A 3-vertex game board

We’ll keep P=2 players, but now use the following game board:

This game board graph has N=3 vertices and E=3 edges. As before, players take turns either coloring edges or selecting a vertex. There are P+E =2+3=5 moves in this game — three edge colorings and two vertex picks.

We store game state as a list with N+E=6 entries like this: [v₀,v₁,v₂,e₀₁,e₀₂,e₁₂]. The first three entries are the vertex states. An unselected vertex is labeled 0. A selected vertex is labeled by the number of the player that chose it (in this case, 1 or 2). The last three entries are the edge states. An unselected edge is labeled 0, a grey edge (zero coupling) is labeled 1, a green edge (preferring alignment AKA ferromagnetic) is labeled 2, and a purple edge (preferring anti-alignment AKA antiferromagnetic) is labeled 3.

Games always start with the game state all zeros. For the 3-vertex 3-edge game, that means [0,0,0,0,0,0]. The terminal states must have exactly one 1 and one 2 in the first three list members, and the final three can be any combination of 1, 2, or 3. We can upper bound the possible number of terminal states by 2 * (3 choose 2) * 3³ = 6 * 27 = 162 (in general, for a P-player game with N vertices and E edges, the upper bound on the number of terminal states is 2 * (N choose P) * 3ᴱ, exponential in the number of edges).

Game Board Symmetries

An automorphism of a graph is a way of mapping the graph to itself while preserving all of its structure. It’s a symmetry of the graph. This is important in practice for Tangled, as there are in general several board configurations that are equivalent, so we don’t need to evaluate all of them!
+ + +
> [Direction]:
Copy the part of the game board text running from "Game Board Symmetries" down to "all of them!", word for word.

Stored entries
+ + +
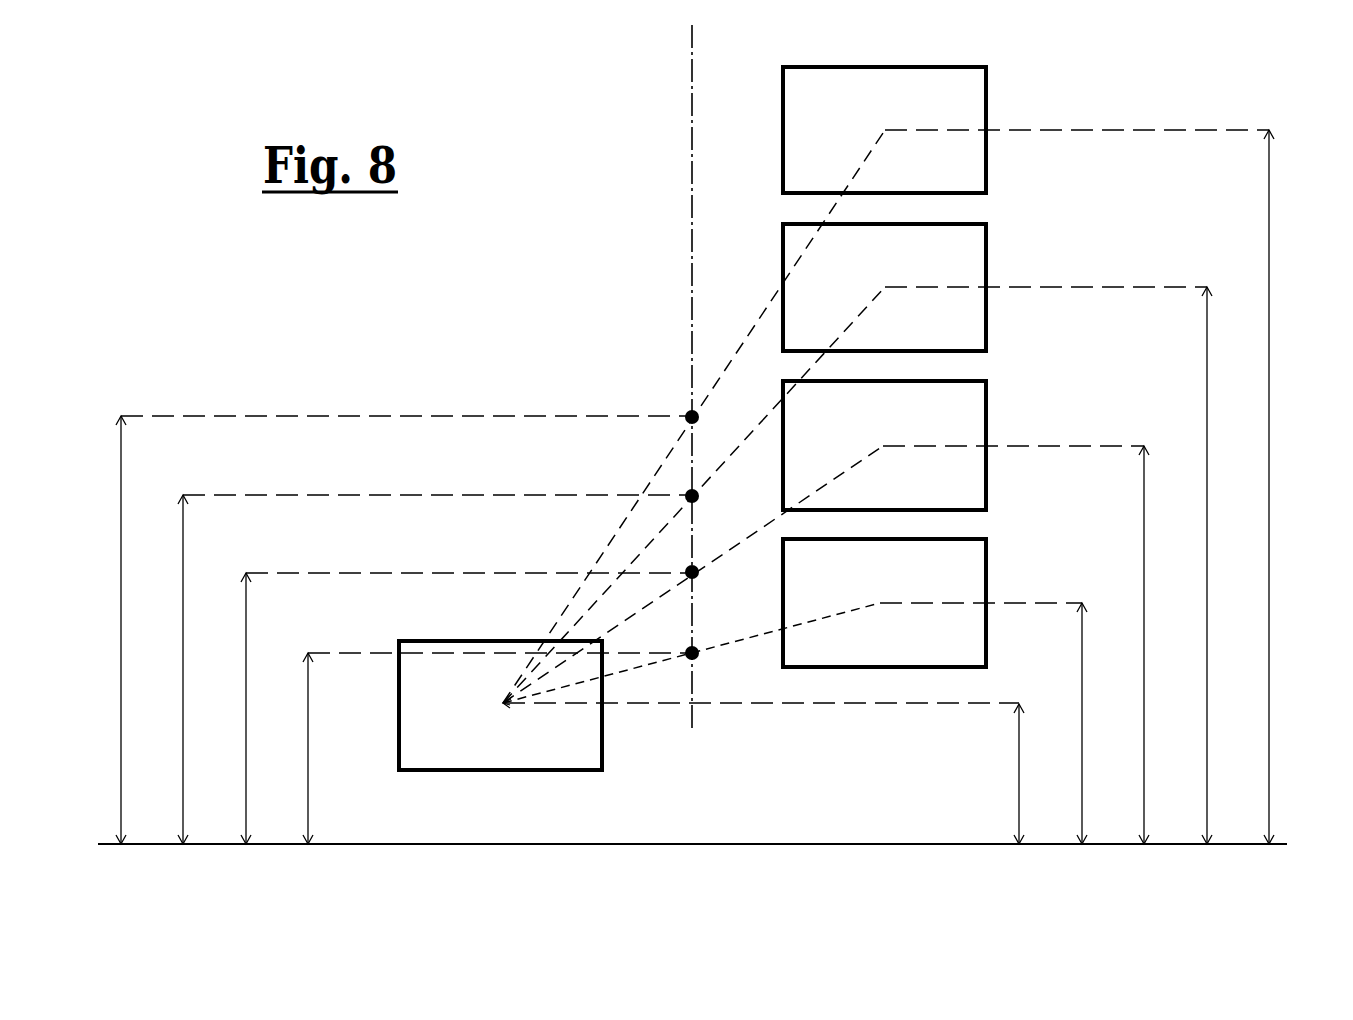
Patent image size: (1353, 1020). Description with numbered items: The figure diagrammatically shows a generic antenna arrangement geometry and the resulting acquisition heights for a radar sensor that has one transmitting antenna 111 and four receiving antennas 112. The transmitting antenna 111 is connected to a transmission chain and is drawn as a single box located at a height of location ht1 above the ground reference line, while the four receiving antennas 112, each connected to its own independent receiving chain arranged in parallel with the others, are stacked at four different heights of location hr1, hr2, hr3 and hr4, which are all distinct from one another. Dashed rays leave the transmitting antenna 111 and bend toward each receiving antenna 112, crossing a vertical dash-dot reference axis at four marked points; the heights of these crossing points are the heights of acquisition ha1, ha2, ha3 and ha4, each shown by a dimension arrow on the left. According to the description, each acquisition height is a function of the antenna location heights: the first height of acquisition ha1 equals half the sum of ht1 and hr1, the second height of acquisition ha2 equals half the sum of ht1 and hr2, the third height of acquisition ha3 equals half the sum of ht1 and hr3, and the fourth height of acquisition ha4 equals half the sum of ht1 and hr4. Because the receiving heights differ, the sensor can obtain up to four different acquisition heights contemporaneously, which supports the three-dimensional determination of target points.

The transmitting antenna 111 is at (624, 757).
The receiving antennas 112 is at (1004, 103).
The first height of acquisition ha1 is at (497, 748).
The second height of acquisition ha2 is at (466, 708).
The third height of acquisition ha3 is at (435, 669).
The fourth height of acquisition ha4 is at (404, 630).
The height of location of the transmitting antenna ht1 is at (780, 773).
The height of location of the first receiving antenna hr1 is at (1000, 723).
The height of location of the second receiving antenna hr2 is at (1033, 645).
The height of location of the third receiving antenna hr3 is at (1065, 565).
The height of location of the fourth receiving antenna hr4 is at (1096, 487).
+ + +
> [Solution to this exercise]:
Game Board Symmetries

An automorphism of a graph is a way of mapping the graph to itself while preserving all of its structure. It’s a symmetry of the graph. This is important in practice for Tangled, as there are in general several board configurations that are equivalent, so we don’t need to evaluate all of them!